# TESTO FORNITO

L’ultimo Stato dell’Unione di Barack Obama: Papa Francesco ci insegna il rispetto

Barack Obama conclude il suo mandato alla Casa Bianca, otto anni lunghissimi che hanno plasmato gli Stati Uniti d’America del futuro: quello di questa notte, ora italiana, è stato l’ultimo discorso sullo Stato dell’Unione del primo presidente degli Stati Uniti nero. Un lascito di fine mandato in cui vengono rivendicati molti successi e c’è spazio anche per qualche ammissione di colpa, anche se l’ex senatore dell’Illinois è convinto di lasciare un’America migliore di quella che ha trovato. “Tutti coloro che parlano di declino economico dell’America vivono in una fiction”, scandisce il presidente, alludendo alle critiche di alcuni esponenti repubblicani in campagna elettorale per le primarie che parlano di una nuova recessione: il presidente ha dalla sua i 14 milioni di posti di lavoro creati e un’economia americana che è tornata a girare.

BARACK OBAMA: «CHI PARLA DI RECESSIONE VENDE FICTION»

Da Washington, dal Congresso, le parole del presidente degli Stati Uniti risuonano in tutto il pianeta.

# OBIETTIVO
Puoi riportare per intero, parola per parola, il testo sull'ultimo discorso di Obama sullo Stato dell'Unione? Le righe che seguono sono materiale a sé, distinto dal testo.

# ESTRATTO DEL DATASET

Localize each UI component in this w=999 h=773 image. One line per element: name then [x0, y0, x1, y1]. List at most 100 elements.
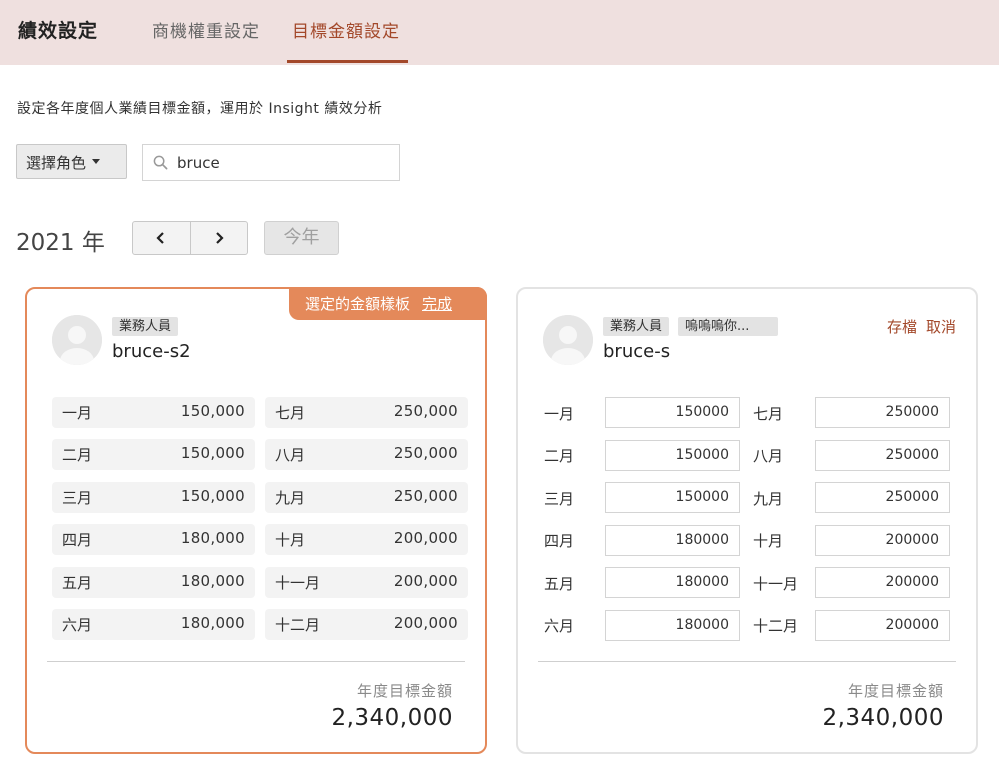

# RISPOSTA FINALE
L’ultimo Stato dell’Unione di Barack Obama: Papa Francesco ci insegna il rispetto

Barack Obama conclude il suo mandato alla Casa Bianca, otto anni lunghissimi che hanno plasmato gli Stati Uniti d’America del futuro: quello di questa notte, ora italiana, è stato l’ultimo discorso sullo Stato dell’Unione del primo presidente degli Stati Uniti nero. Un lascito di fine mandato in cui vengono rivendicati molti successi e c’è spazio anche per qualche ammissione di colpa, anche se l’ex senatore dell’Illinois è convinto di lasciare un’America migliore di quella che ha trovato. “Tutti coloro che parlano di declino economico dell’America vivono in una fiction”, scandisce il presidente, alludendo alle critiche di alcuni esponenti repubblicani in campagna elettorale per le primarie che parlano di una nuova recessione: il presidente ha dalla sua i 14 milioni di posti di lavoro creati e un’economia americana che è tornata a girare.

BARACK OBAMA: «CHI PARLA DI RECESSIONE VENDE FICTION»

Da Washington, dal Congresso, le parole del presidente degli Stati Uniti risuonano in tutto il pianeta.